-- Begin PROVIDED MATERIAL --

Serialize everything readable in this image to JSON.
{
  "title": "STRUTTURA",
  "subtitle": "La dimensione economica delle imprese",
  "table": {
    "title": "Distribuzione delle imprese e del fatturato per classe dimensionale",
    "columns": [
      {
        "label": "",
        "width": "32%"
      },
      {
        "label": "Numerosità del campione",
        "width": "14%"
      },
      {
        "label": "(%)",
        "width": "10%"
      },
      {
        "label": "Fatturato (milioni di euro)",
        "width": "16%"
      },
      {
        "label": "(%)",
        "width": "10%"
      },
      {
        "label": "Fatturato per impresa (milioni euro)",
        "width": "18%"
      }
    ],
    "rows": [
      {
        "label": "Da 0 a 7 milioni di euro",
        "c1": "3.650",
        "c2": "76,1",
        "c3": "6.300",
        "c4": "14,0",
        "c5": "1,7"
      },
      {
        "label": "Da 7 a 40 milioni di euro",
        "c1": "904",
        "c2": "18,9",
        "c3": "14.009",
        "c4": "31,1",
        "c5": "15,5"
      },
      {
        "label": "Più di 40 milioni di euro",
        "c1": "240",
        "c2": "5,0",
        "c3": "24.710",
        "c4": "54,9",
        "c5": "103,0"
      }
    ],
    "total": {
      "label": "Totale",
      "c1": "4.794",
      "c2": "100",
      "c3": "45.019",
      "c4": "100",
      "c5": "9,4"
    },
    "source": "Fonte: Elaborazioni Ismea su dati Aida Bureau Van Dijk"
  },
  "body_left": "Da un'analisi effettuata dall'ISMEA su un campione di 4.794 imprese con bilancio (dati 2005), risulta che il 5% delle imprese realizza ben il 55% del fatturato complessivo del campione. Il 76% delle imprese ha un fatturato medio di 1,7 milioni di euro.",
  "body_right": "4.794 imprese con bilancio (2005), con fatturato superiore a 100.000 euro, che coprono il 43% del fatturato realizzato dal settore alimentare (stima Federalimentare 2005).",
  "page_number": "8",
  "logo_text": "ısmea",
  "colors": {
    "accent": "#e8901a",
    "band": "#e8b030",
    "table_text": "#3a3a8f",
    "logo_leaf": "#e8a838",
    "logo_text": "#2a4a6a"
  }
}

-- End PROVIDED MATERIAL --

▸ REQUIRED TASK
Give the data again, exactly as it stands.

▸ FINAL RESULT
Serialize everything readable in this image to JSON.
{
  "title": "STRUTTURA",
  "subtitle": "La dimensione economica delle imprese",
  "table": {
    "title": "Distribuzione delle imprese e del fatturato per classe dimensionale",
    "columns": [
      {
        "label": "",
        "width": "32%"
      },
      {
        "label": "Numerosità del campione",
        "width": "14%"
      },
      {
        "label": "(%)",
        "width": "10%"
      },
      {
        "label": "Fatturato (milioni di euro)",
        "width": "16%"
      },
      {
        "label": "(%)",
        "width": "10%"
      },
      {
        "label": "Fatturato per impresa (milioni euro)",
        "width": "18%"
      }
    ],
    "rows": [
      {
        "label": "Da 0 a 7 milioni di euro",
        "c1": "3.650",
        "c2": "76,1",
        "c3": "6.300",
        "c4": "14,0",
        "c5": "1,7"
      },
      {
        "label": "Da 7 a 40 milioni di euro",
        "c1": "904",
        "c2": "18,9",
        "c3": "14.009",
        "c4": "31,1",
        "c5": "15,5"
      },
      {
        "label": "Più di 40 milioni di euro",
        "c1": "240",
        "c2": "5,0",
        "c3": "24.710",
        "c4": "54,9",
        "c5": "103,0"
      }
    ],
    "total": {
      "label": "Totale",
      "c1": "4.794",
      "c2": "100",
      "c3": "45.019",
      "c4": "100",
      "c5": "9,4"
    },
    "source": "Fonte: Elaborazioni Ismea su dati Aida Bureau Van Dijk"
  },
  "body_left": "Da un'analisi effettuata dall'ISMEA su un campione di 4.794 imprese con bilancio (dati 2005), risulta che il 5% delle imprese realizza ben il 55% del fatturato complessivo del campione. Il 76% delle imprese ha un fatturato medio di 1,7 milioni di euro.",
  "body_right": "4.794 imprese con bilancio (2005), con fatturato superiore a 100.000 euro, che coprono il 43% del fatturato realizzato dal settore alimentare (stima Federalimentare 2005).",
  "page_number": "8",
  "logo_text": "ısmea",
  "colors": {
    "accent": "#e8901a",
    "band": "#e8b030",
    "table_text": "#3a3a8f",
    "logo_leaf": "#e8a838",
    "logo_text": "#2a4a6a"
  }
}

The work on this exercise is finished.